Goal of the exercise
Give back each entry unchanged, minus pictures.

Given entries
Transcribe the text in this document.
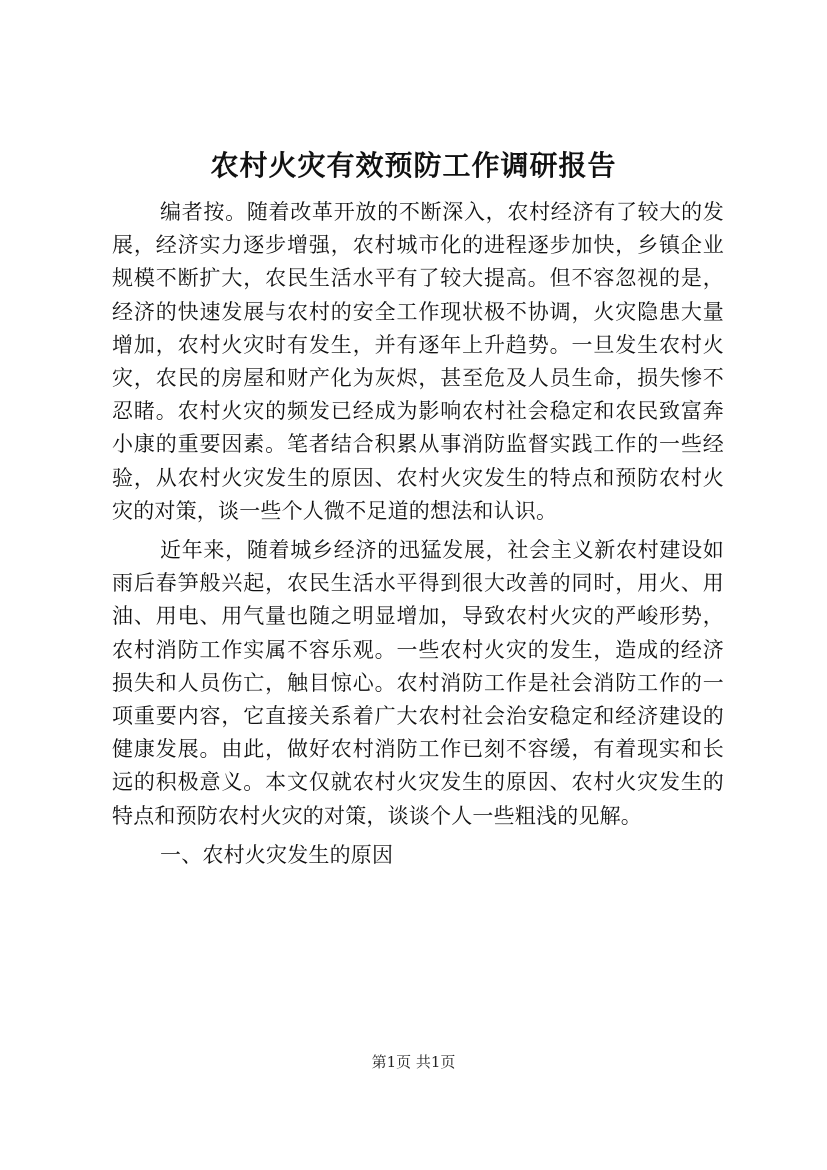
农村火灾有效预防工作调研报告

编者按。随着改革开放的不断深入，农村经济有了较大的发展，经济实力逐步增强，农村城市化的进程逐步加快，乡镇企业规模不断扩大，农民生活水平有了较大提高。但不容忽视的是，经济的快速发展与农村的安全工作现状极不协调，火灾隐患大量增加，农村火灾时有发生，并有逐年上升趋势。一旦发生农村火灾，农民的房屋和财产化为灰烬，甚至危及人员生命，损失惨不忍睹。农村火灾的频发已经成为影响农村社会稳定和农民致富奔小康的重要因素。笔者结合积累从事消防监督实践工作的一些经验，从农村火灾发生的原因、农村火灾发生的特点和预防农村火灾的对策，谈一些个人微不足道的想法和认识。

近年来，随着城乡经济的迅猛发展，社会主义新农村建设如雨后春笋般兴起，农民生活水平得到很大改善的同时，用火、用油、用电、用气量也随之明显增加，导致农村火灾的严峻形势，农村消防工作实属不容乐观。一些农村火灾的发生，造成的经济损失和人员伤亡，触目惊心。农村消防工作是社会消防工作的一项重要内容，它直接关系着广大农村社会治安稳定和经济建设的健康发展。由此，做好农村消防工作已刻不容缓，有着现实和长远的积极意义。本文仅就农村火灾发生的原因、农村火灾发生的特点和预防农村火灾的对策，谈谈个人一些粗浅的见解。

一、农村火灾发生的原因

第1页 共1页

Correct result
Transcribe the text in this document.
农村火灾有效预防工作调研报告

编者按。随着改革开放的不断深入，农村经济有了较大的发展，经济实力逐步增强，农村城市化的进程逐步加快，乡镇企业规模不断扩大，农民生活水平有了较大提高。但不容忽视的是，经济的快速发展与农村的安全工作现状极不协调，火灾隐患大量增加，农村火灾时有发生，并有逐年上升趋势。一旦发生农村火灾，农民的房屋和财产化为灰烬，甚至危及人员生命，损失惨不忍睹。农村火灾的频发已经成为影响农村社会稳定和农民致富奔小康的重要因素。笔者结合积累从事消防监督实践工作的一些经验，从农村火灾发生的原因、农村火灾发生的特点和预防农村火灾的对策，谈一些个人微不足道的想法和认识。

近年来，随着城乡经济的迅猛发展，社会主义新农村建设如雨后春笋般兴起，农民生活水平得到很大改善的同时，用火、用油、用电、用气量也随之明显增加，导致农村火灾的严峻形势，农村消防工作实属不容乐观。一些农村火灾的发生，造成的经济损失和人员伤亡，触目惊心。农村消防工作是社会消防工作的一项重要内容，它直接关系着广大农村社会治安稳定和经济建设的健康发展。由此，做好农村消防工作已刻不容缓，有着现实和长远的积极意义。本文仅就农村火灾发生的原因、农村火灾发生的特点和预防农村火灾的对策，谈谈个人一些粗浅的见解。

一、农村火灾发生的原因

第1页 共1页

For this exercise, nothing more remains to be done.